-------- Items

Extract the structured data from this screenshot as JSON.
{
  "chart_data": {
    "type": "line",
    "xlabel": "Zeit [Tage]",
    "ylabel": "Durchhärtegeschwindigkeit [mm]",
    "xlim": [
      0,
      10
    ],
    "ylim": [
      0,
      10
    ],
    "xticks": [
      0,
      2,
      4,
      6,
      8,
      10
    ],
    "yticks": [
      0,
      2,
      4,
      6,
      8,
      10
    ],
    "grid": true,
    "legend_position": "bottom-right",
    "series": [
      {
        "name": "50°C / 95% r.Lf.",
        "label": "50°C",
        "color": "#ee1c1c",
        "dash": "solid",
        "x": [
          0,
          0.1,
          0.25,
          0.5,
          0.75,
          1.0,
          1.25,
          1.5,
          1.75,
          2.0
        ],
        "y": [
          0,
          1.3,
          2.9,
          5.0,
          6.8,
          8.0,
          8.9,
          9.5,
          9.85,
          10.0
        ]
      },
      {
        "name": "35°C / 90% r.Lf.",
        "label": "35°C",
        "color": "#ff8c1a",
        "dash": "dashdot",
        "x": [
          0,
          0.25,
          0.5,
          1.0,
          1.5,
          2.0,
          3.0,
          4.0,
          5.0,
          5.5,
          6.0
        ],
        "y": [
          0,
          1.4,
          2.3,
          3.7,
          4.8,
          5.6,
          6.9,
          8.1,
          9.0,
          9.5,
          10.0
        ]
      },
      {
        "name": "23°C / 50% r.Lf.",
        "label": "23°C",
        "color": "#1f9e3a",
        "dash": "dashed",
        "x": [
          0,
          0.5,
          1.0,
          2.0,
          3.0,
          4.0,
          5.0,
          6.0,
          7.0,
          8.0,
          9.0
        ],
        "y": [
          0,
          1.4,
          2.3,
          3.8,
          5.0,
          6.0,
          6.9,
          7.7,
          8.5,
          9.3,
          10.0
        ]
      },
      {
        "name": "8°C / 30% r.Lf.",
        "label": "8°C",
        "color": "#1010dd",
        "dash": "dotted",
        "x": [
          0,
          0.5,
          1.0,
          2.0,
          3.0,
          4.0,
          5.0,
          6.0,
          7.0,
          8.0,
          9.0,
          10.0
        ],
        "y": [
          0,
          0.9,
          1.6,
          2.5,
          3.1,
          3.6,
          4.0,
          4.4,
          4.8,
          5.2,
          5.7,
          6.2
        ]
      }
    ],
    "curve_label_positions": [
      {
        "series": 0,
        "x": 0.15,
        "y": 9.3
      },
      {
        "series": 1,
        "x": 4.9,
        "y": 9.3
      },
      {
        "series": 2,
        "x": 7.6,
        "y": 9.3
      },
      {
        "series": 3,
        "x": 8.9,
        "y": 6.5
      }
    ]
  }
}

----------------

→ What to do
Go through the listing above and return every line where the word "dash" occurs.

→ Task result
        "dash": "solid",
        "dash": "dashdot",
        "dash": "dashed",
        "dash": "dotted",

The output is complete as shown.